Omit the pictures and output every entry below exactly as written.

----------------------------------------

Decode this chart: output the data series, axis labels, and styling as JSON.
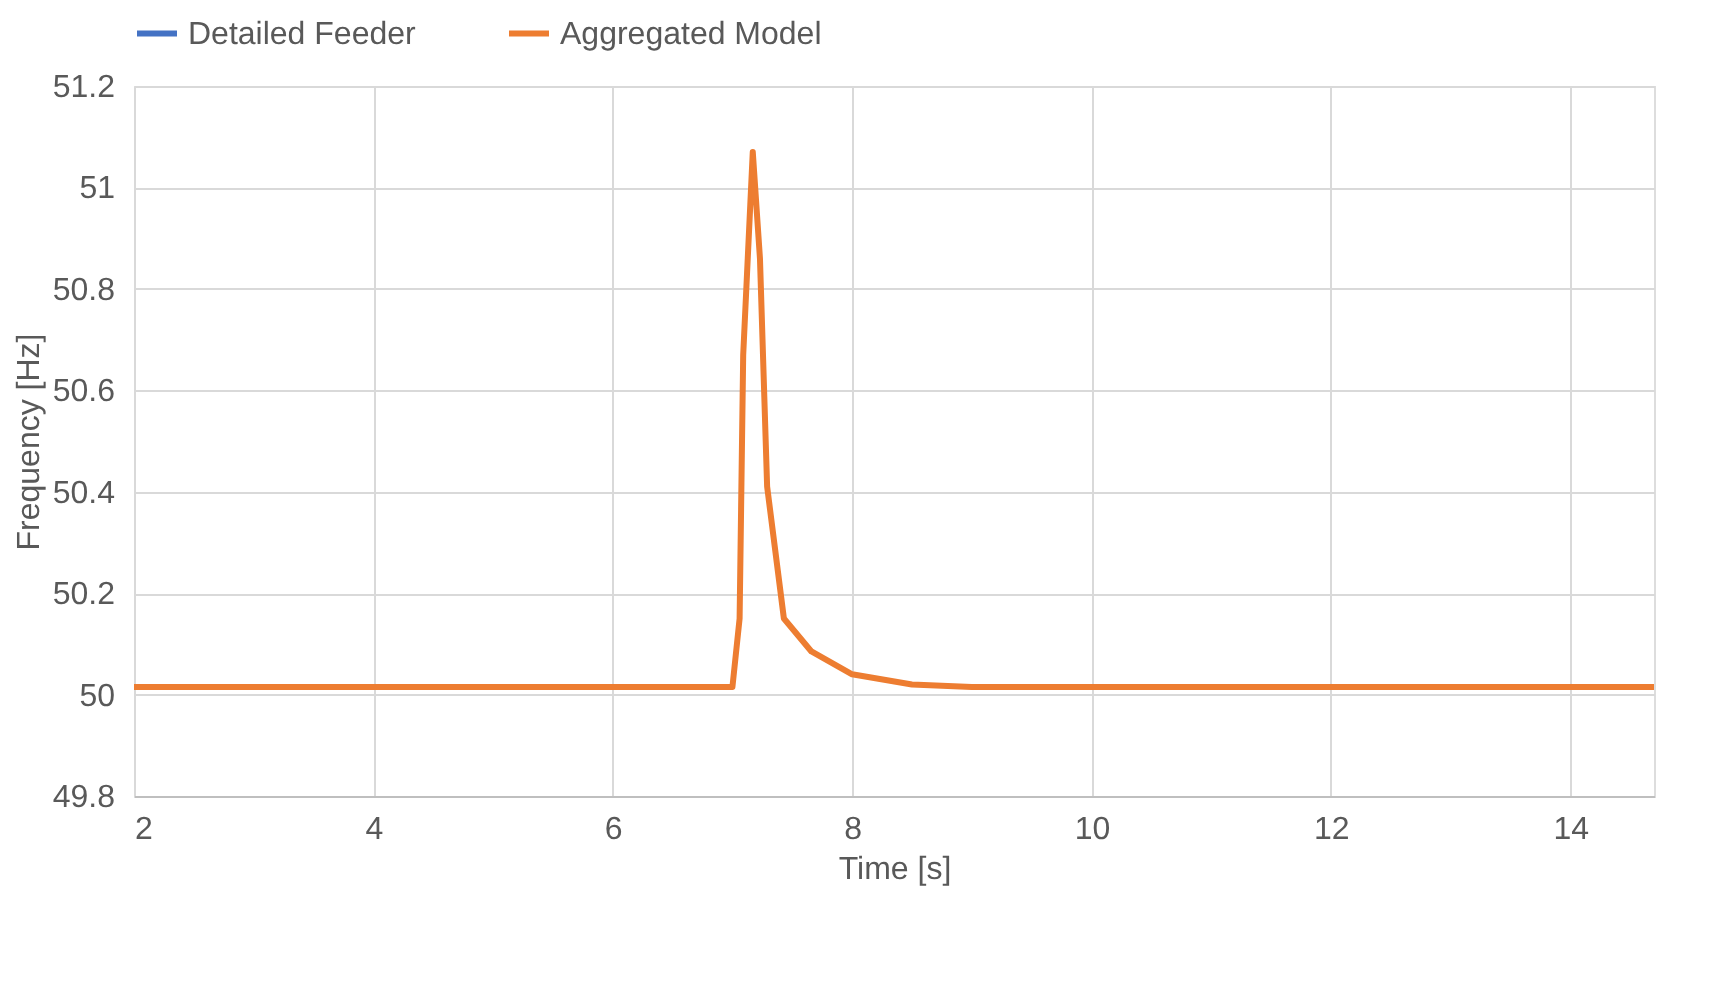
{
  "chart_data": {
    "type": "line",
    "xlabel": "Time [s]",
    "ylabel": "Frequency [Hz]",
    "x": [
      2,
      7.0,
      7.06,
      7.09,
      7.17,
      7.23,
      7.29,
      7.43,
      7.66,
      8.0,
      8.5,
      9.0,
      14.7
    ],
    "series": [
      {
        "name": "Detailed Feeder",
        "color": "#4472c4",
        "values": [
          null,
          null,
          null,
          null,
          null,
          null,
          null,
          null,
          null,
          null,
          null,
          null,
          null
        ]
      },
      {
        "name": "Aggregated Model",
        "color": "#ed7d31",
        "values": [
          50.015,
          50.015,
          50.15,
          50.67,
          51.07,
          50.86,
          50.41,
          50.15,
          50.085,
          50.04,
          50.02,
          50.015,
          50.015
        ]
      }
    ],
    "xlim": [
      2,
      14.7
    ],
    "xticks": [
      2,
      4,
      6,
      8,
      10,
      12,
      14
    ],
    "ylim": [
      49.8,
      51.2
    ],
    "yticks": [
      49.8,
      50,
      50.2,
      50.4,
      50.6,
      50.8,
      51,
      51.2
    ],
    "grid": true,
    "legend": "top",
    "line_style": "solid",
    "marker": "none"
  }
}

----------------------------------------

Solution –
Decode this chart: output the data series, axis labels, and styling as JSON.
{
  "chart_data": {
    "type": "line",
    "xlabel": "Time [s]",
    "ylabel": "Frequency [Hz]",
    "x": [
      2,
      7.0,
      7.06,
      7.09,
      7.17,
      7.23,
      7.29,
      7.43,
      7.66,
      8.0,
      8.5,
      9.0,
      14.7
    ],
    "series": [
      {
        "name": "Detailed Feeder",
        "color": "#4472c4",
        "values": [
          null,
          null,
          null,
          null,
          null,
          null,
          null,
          null,
          null,
          null,
          null,
          null,
          null
        ]
      },
      {
        "name": "Aggregated Model",
        "color": "#ed7d31",
        "values": [
          50.015,
          50.015,
          50.15,
          50.67,
          51.07,
          50.86,
          50.41,
          50.15,
          50.085,
          50.04,
          50.02,
          50.015,
          50.015
        ]
      }
    ],
    "xlim": [
      2,
      14.7
    ],
    "xticks": [
      2,
      4,
      6,
      8,
      10,
      12,
      14
    ],
    "ylim": [
      49.8,
      51.2
    ],
    "yticks": [
      49.8,
      50,
      50.2,
      50.4,
      50.6,
      50.8,
      51,
      51.2
    ],
    "grid": true,
    "legend": "top",
    "line_style": "solid",
    "marker": "none"
  }
}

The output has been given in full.